>> begin

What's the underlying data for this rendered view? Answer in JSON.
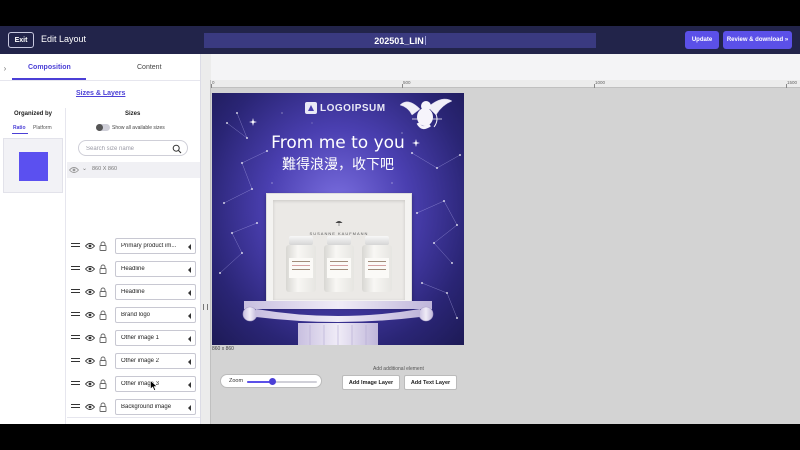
{
  "topbar": {
    "exit_label": "Exit",
    "title": "Edit Layout",
    "filename": "202501_LIN",
    "update_label": "Update",
    "review_label": "Review & download »"
  },
  "panel": {
    "tabs": [
      {
        "label": "Composition",
        "active": true
      },
      {
        "label": "Content",
        "active": false
      }
    ],
    "sizes_layers_link": "Sizes & Layers",
    "organized_by": {
      "label": "Organized by",
      "options": [
        "Ratio",
        "Platform"
      ],
      "selected": "Ratio"
    },
    "sizes": {
      "label": "Sizes",
      "toggle_label": "Show all available sizes",
      "search_placeholder": "Search size name",
      "group_label": "860 X 860"
    },
    "layers": [
      {
        "name": "Primary product im..."
      },
      {
        "name": "Headline"
      },
      {
        "name": "Headline"
      },
      {
        "name": "Brand logo"
      },
      {
        "name": "Other image 1"
      },
      {
        "name": "Other image 2"
      },
      {
        "name": "Other image 3"
      },
      {
        "name": "Background image"
      }
    ]
  },
  "canvas": {
    "ruler_ticks": [
      "0",
      "500",
      "1000",
      "1500"
    ],
    "artboard": {
      "logo_text": "LOGOIPSUM",
      "headline_1": "From me to you",
      "headline_2": "難得浪漫，收下吧",
      "brand_name": "SUSANNE KAUFMANN",
      "caption": "860 x 860"
    },
    "add_element": {
      "label": "Add additional element",
      "image_button": "Add Image Layer",
      "text_button": "Add Text Layer"
    },
    "zoom": {
      "label": "Zoom",
      "level": 0.35
    }
  },
  "colors": {
    "topbar": "#22244a",
    "accent": "#5b50e8",
    "canvas_bg": "#d3d3d3"
  }
}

>> end

WORK REQUIRED:
Extract every line containing the string "Other" from the material.

WRITTEN RESPONSE:
        "name": "Other image 1"
        "name": "Other image 2"
        "name": "Other image 3"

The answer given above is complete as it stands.